(Stored data entries)
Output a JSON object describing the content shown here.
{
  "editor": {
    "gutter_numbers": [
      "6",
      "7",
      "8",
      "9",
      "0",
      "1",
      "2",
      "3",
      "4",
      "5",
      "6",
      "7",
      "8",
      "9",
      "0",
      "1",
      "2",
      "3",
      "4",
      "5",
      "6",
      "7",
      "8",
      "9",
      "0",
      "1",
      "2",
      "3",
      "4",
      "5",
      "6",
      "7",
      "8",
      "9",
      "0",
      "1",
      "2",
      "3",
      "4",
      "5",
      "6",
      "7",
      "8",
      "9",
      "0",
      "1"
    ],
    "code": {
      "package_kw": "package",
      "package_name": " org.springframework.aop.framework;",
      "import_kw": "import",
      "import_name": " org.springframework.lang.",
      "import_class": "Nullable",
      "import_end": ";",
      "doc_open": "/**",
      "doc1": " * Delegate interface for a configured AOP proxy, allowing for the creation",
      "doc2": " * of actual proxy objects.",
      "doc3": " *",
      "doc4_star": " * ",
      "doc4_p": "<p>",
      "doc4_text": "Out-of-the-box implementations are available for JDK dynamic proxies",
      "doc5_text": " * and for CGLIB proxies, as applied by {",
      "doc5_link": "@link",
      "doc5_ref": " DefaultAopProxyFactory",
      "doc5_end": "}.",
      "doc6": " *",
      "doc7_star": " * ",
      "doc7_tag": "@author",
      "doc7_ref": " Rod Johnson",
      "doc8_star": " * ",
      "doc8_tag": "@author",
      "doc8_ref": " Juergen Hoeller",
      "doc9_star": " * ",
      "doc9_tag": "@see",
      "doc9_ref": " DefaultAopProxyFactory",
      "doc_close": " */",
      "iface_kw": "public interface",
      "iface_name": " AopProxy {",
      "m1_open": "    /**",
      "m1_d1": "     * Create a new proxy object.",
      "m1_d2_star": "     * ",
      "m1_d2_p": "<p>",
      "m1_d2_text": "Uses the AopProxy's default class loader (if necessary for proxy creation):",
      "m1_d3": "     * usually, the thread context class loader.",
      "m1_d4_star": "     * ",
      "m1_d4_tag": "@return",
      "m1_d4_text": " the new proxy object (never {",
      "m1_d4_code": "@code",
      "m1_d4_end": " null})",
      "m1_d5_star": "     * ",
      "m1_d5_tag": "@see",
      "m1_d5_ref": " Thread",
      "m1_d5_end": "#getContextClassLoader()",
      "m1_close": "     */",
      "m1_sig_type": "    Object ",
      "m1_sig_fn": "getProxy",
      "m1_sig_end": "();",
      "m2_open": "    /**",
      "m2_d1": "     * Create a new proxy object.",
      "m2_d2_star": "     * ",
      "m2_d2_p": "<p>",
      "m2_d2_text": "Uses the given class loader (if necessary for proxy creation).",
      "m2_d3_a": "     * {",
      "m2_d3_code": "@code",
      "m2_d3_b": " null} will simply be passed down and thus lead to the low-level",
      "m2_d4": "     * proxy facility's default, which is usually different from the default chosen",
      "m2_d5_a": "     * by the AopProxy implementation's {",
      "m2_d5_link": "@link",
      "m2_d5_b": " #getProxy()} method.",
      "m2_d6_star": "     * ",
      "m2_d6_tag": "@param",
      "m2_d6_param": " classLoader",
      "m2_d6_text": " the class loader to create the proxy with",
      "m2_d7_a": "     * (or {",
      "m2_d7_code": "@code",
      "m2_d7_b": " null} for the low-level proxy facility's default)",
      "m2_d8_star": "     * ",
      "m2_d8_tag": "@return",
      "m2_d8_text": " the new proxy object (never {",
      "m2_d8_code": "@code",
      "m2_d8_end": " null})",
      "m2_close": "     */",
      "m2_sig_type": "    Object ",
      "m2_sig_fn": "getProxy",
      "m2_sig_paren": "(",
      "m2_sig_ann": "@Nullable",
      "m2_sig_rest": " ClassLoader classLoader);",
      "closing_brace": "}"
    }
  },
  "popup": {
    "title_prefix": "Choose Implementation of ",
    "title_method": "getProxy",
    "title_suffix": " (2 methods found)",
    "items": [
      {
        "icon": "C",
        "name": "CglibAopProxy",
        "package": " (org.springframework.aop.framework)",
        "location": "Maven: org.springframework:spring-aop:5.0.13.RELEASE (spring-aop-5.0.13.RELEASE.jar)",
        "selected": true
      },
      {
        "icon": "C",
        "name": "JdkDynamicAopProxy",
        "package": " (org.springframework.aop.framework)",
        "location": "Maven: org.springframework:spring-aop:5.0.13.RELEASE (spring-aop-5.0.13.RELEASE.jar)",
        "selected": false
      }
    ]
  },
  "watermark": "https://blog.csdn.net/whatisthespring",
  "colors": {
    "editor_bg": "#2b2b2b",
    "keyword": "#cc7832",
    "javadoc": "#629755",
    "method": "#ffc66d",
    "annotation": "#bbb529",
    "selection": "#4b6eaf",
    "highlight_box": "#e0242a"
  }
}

_What the task asks_. Identify and copy the lines holding the word "facility".

_Problem solution_.
      "m2_d4": "     * proxy facility's default, which is usually different from the default chosen",
      "m2_d7_b": " null} for the low-level proxy facility's default)",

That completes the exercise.